The request
Reproduce every item below word for word, leaving nothing out and changing nothing.
=== Data supplied ===
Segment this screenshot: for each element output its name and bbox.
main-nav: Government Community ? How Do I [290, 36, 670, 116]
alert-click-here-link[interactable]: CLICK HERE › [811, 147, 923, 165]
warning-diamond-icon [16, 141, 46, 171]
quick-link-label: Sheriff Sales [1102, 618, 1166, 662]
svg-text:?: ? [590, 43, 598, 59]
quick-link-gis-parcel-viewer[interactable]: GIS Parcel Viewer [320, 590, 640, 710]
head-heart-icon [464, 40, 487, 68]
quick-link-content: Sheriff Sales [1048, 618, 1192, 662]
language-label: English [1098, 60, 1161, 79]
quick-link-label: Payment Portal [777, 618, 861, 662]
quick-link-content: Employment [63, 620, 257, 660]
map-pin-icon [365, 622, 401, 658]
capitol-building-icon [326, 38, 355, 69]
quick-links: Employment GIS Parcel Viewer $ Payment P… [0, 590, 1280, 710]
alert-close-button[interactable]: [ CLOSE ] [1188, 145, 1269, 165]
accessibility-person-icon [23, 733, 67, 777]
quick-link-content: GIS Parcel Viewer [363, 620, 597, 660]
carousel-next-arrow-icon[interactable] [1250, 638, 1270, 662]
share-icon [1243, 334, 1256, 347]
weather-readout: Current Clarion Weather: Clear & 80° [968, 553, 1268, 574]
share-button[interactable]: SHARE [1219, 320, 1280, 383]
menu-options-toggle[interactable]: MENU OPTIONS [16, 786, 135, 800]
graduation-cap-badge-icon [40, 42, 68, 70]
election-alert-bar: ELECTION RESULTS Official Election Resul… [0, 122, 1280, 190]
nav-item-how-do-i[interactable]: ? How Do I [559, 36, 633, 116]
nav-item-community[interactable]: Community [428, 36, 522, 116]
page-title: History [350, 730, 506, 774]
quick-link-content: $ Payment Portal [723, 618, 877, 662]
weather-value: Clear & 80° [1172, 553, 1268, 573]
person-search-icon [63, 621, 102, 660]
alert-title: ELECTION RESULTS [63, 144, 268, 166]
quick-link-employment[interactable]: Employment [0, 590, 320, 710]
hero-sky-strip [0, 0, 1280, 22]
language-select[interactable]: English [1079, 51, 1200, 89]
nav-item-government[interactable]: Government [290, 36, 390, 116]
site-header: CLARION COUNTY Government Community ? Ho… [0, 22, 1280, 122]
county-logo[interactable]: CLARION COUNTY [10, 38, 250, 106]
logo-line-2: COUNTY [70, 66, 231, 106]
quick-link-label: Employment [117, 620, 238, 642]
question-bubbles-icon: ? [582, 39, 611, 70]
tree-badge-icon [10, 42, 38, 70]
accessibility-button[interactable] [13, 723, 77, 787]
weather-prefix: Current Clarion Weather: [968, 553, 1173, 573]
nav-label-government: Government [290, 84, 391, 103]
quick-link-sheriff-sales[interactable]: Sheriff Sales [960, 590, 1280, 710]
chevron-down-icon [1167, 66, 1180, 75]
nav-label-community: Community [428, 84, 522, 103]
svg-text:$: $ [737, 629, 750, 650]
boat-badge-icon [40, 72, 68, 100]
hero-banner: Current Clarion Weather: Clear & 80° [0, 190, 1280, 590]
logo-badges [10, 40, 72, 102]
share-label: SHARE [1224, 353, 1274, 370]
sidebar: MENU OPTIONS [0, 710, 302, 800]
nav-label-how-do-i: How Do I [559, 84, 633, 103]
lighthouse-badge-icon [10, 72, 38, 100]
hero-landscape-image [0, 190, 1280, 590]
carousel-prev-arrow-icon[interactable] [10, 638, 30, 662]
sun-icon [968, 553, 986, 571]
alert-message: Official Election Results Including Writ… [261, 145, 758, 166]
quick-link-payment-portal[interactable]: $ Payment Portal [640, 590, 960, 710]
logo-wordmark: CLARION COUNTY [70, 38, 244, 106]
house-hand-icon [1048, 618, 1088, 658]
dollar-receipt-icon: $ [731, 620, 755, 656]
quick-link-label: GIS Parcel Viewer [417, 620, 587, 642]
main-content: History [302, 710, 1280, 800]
===
Answer in full
Segment this screenshot: for each element output its name and bbox.
main-nav: Government Community ? How Do I [290, 36, 670, 116]
alert-click-here-link[interactable]: CLICK HERE › [811, 147, 923, 165]
warning-diamond-icon [16, 141, 46, 171]
quick-link-label: Sheriff Sales [1102, 618, 1166, 662]
svg-text:?: ? [590, 43, 598, 59]
quick-link-gis-parcel-viewer[interactable]: GIS Parcel Viewer [320, 590, 640, 710]
head-heart-icon [464, 40, 487, 68]
quick-link-content: Sheriff Sales [1048, 618, 1192, 662]
language-label: English [1098, 60, 1161, 79]
quick-link-label: Payment Portal [777, 618, 861, 662]
quick-link-content: Employment [63, 620, 257, 660]
map-pin-icon [365, 622, 401, 658]
capitol-building-icon [326, 38, 355, 69]
quick-links: Employment GIS Parcel Viewer $ Payment P… [0, 590, 1280, 710]
alert-close-button[interactable]: [ CLOSE ] [1188, 145, 1269, 165]
accessibility-person-icon [23, 733, 67, 777]
quick-link-content: GIS Parcel Viewer [363, 620, 597, 660]
carousel-next-arrow-icon[interactable] [1250, 638, 1270, 662]
share-icon [1243, 334, 1256, 347]
weather-readout: Current Clarion Weather: Clear & 80° [968, 553, 1268, 574]
share-button[interactable]: SHARE [1219, 320, 1280, 383]
menu-options-toggle[interactable]: MENU OPTIONS [16, 786, 135, 800]
graduation-cap-badge-icon [40, 42, 68, 70]
election-alert-bar: ELECTION RESULTS Official Election Resul… [0, 122, 1280, 190]
nav-item-how-do-i[interactable]: ? How Do I [559, 36, 633, 116]
nav-item-community[interactable]: Community [428, 36, 522, 116]
page-title: History [350, 730, 506, 774]
quick-link-content: $ Payment Portal [723, 618, 877, 662]
weather-value: Clear & 80° [1172, 553, 1268, 573]
person-search-icon [63, 621, 102, 660]
alert-title: ELECTION RESULTS [63, 144, 268, 166]
quick-link-employment[interactable]: Employment [0, 590, 320, 710]
hero-sky-strip [0, 0, 1280, 22]
language-select[interactable]: English [1079, 51, 1200, 89]
nav-item-government[interactable]: Government [290, 36, 390, 116]
site-header: CLARION COUNTY Government Community ? Ho… [0, 22, 1280, 122]
county-logo[interactable]: CLARION COUNTY [10, 38, 250, 106]
logo-line-2: COUNTY [70, 66, 231, 106]
quick-link-label: Employment [117, 620, 238, 642]
question-bubbles-icon: ? [582, 39, 611, 70]
tree-badge-icon [10, 42, 38, 70]
accessibility-button[interactable] [13, 723, 77, 787]
weather-prefix: Current Clarion Weather: [968, 553, 1173, 573]
nav-label-government: Government [290, 84, 391, 103]
quick-link-sheriff-sales[interactable]: Sheriff Sales [960, 590, 1280, 710]
chevron-down-icon [1167, 66, 1180, 75]
nav-label-community: Community [428, 84, 522, 103]
svg-text:$: $ [737, 629, 750, 650]
boat-badge-icon [40, 72, 68, 100]
hero-banner: Current Clarion Weather: Clear & 80° [0, 190, 1280, 590]
logo-badges [10, 40, 72, 102]
share-label: SHARE [1224, 353, 1274, 370]
sidebar: MENU OPTIONS [0, 710, 302, 800]
nav-label-how-do-i: How Do I [559, 84, 633, 103]
lighthouse-badge-icon [10, 72, 38, 100]
hero-landscape-image [0, 190, 1280, 590]
carousel-prev-arrow-icon[interactable] [10, 638, 30, 662]
sun-icon [968, 553, 986, 571]
alert-message: Official Election Results Including Writ… [261, 145, 758, 166]
quick-link-payment-portal[interactable]: $ Payment Portal [640, 590, 960, 710]
logo-wordmark: CLARION COUNTY [70, 38, 244, 106]
house-hand-icon [1048, 618, 1088, 658]
dollar-receipt-icon: $ [731, 620, 755, 656]
quick-link-label: GIS Parcel Viewer [417, 620, 587, 642]
main-content: History [302, 710, 1280, 800]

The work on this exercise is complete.